(Given instruction)
Output the line containing "Output the text content of this document." and all subsequent lines of the listing below, copied exactly, with no other lines.

(Dataset records)
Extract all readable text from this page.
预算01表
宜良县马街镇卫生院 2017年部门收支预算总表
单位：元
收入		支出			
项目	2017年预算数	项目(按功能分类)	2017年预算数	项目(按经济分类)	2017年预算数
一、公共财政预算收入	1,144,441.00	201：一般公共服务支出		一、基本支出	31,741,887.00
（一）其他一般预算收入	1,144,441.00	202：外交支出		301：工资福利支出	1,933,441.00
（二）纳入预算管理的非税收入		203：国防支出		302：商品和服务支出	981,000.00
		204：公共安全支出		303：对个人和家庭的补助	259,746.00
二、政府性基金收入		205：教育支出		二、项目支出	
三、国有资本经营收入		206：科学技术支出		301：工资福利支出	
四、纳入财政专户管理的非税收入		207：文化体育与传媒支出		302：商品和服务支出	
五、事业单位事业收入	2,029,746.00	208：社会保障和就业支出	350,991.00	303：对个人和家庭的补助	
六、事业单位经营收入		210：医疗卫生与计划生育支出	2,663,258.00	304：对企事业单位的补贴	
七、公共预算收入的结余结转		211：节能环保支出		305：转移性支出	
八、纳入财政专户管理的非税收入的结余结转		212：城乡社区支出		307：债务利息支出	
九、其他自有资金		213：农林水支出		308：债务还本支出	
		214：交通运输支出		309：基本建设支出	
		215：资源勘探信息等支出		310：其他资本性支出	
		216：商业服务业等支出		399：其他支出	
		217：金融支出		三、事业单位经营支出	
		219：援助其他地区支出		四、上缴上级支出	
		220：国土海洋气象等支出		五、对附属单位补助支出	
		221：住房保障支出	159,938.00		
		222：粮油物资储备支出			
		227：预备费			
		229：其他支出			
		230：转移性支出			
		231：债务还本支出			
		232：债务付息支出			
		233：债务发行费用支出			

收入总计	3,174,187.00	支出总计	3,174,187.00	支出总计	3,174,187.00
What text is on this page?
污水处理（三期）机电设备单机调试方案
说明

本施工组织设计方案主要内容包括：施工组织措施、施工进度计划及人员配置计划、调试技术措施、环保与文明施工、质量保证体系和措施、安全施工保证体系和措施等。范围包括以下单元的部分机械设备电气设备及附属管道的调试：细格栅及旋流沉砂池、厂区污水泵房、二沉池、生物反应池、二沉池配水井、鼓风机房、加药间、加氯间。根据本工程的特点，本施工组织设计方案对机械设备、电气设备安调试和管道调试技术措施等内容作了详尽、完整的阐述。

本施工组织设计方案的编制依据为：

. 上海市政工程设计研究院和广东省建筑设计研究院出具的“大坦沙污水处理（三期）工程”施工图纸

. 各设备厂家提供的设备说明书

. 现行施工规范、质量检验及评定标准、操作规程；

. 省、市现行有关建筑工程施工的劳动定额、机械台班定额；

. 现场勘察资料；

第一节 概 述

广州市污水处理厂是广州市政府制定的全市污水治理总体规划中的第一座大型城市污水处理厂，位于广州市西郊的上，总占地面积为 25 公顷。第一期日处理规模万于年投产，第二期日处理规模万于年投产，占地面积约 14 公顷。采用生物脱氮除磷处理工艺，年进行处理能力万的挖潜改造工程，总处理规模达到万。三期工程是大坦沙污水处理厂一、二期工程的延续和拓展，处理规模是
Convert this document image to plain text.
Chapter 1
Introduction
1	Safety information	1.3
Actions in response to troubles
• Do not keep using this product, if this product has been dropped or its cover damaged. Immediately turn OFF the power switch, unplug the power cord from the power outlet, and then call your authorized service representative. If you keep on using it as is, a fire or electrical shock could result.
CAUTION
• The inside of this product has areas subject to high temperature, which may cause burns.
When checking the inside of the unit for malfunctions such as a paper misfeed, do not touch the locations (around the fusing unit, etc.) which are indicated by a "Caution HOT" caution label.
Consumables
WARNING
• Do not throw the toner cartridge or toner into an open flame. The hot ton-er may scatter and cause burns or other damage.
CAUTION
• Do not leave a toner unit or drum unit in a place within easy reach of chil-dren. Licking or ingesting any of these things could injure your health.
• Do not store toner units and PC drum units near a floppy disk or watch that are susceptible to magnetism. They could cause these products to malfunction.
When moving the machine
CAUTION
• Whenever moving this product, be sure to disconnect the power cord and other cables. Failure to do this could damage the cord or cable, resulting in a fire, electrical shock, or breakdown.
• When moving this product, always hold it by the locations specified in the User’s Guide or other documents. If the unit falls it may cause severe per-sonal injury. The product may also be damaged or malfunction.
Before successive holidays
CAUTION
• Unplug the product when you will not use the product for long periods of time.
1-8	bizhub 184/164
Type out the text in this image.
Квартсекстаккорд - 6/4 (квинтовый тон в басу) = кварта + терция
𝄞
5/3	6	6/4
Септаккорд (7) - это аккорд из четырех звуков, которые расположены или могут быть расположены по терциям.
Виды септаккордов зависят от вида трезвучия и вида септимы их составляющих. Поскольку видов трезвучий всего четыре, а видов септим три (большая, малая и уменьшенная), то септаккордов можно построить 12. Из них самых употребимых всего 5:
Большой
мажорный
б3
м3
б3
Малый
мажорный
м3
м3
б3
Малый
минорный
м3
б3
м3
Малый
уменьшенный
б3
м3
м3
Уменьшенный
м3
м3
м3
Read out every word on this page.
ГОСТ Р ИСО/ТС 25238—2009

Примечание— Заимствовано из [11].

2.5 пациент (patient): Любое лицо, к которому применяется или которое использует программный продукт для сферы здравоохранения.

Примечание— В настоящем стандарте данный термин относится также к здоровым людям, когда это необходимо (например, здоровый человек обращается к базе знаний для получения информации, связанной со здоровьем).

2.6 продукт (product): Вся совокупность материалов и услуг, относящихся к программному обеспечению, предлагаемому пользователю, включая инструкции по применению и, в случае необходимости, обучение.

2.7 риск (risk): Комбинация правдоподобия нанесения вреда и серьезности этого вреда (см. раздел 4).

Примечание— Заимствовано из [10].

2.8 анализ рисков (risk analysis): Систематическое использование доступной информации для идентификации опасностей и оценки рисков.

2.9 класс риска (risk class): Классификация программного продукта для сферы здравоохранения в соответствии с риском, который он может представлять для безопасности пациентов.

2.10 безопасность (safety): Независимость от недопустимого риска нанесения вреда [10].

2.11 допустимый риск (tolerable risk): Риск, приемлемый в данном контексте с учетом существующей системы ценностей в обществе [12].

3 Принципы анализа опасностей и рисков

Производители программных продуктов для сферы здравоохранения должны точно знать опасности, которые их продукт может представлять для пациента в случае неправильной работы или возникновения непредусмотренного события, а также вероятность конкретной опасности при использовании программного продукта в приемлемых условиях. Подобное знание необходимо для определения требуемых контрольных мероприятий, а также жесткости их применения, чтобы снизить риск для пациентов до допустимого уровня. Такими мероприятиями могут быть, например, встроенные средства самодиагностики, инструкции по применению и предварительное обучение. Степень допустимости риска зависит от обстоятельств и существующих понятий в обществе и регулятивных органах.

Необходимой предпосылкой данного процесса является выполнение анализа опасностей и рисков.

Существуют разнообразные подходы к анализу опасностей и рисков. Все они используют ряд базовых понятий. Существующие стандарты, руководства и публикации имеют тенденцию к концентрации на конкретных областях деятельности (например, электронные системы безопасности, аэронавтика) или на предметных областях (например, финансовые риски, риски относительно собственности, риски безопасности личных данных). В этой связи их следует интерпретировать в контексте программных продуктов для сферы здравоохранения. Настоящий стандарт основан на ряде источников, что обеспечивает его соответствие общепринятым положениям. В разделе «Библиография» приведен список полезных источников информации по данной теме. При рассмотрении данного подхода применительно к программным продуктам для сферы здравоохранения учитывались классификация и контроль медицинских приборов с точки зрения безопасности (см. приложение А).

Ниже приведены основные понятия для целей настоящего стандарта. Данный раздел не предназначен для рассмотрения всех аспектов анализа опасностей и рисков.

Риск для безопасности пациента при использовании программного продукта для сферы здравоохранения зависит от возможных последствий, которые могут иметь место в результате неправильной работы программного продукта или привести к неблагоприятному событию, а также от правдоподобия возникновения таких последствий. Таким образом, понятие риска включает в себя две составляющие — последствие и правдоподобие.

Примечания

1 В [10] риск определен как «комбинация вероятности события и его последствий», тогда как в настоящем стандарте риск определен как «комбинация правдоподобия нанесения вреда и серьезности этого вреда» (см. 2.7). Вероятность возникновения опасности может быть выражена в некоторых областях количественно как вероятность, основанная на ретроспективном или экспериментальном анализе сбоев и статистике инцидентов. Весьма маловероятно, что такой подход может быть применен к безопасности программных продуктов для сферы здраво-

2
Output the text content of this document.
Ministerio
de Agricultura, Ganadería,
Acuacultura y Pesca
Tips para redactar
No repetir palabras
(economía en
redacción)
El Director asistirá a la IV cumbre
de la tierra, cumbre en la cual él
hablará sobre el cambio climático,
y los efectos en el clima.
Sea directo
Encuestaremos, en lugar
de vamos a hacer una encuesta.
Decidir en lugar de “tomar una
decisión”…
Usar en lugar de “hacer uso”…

(The output)
Output the text content of this document.
Ministerio
de Agricultura, Ganadería,
Acuacultura y Pesca
Tips para redactar
No repetir palabras
(economía en
redacción)
El Director asistirá a la IV cumbre
de la tierra, cumbre en la cual él
hablará sobre el cambio climático,
y los efectos en el clima.
Sea directo
Encuestaremos, en lugar
de vamos a hacer una encuesta.
Decidir en lugar de “tomar una
decisión”…
Usar en lugar de “hacer uso”…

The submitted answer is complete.